--- Exercise instructions ---
Output the data below in full, character for character.

--- Records for this exercise ---
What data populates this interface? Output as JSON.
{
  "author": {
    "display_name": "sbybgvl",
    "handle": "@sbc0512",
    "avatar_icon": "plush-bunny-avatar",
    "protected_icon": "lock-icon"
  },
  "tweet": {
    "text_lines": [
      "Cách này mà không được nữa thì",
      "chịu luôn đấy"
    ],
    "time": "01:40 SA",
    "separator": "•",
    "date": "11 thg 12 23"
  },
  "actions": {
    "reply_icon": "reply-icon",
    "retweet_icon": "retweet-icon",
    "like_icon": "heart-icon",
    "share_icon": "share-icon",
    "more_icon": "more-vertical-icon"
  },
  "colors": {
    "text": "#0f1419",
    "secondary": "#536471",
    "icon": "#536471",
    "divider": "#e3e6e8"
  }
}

--- Response to the exercise ---
What data populates this interface? Output as JSON.
{
  "author": {
    "display_name": "sbybgvl",
    "handle": "@sbc0512",
    "avatar_icon": "plush-bunny-avatar",
    "protected_icon": "lock-icon"
  },
  "tweet": {
    "text_lines": [
      "Cách này mà không được nữa thì",
      "chịu luôn đấy"
    ],
    "time": "01:40 SA",
    "separator": "•",
    "date": "11 thg 12 23"
  },
  "actions": {
    "reply_icon": "reply-icon",
    "retweet_icon": "retweet-icon",
    "like_icon": "heart-icon",
    "share_icon": "share-icon",
    "more_icon": "more-vertical-icon"
  },
  "colors": {
    "text": "#0f1419",
    "secondary": "#536471",
    "icon": "#536471",
    "divider": "#e3e6e8"
  }
}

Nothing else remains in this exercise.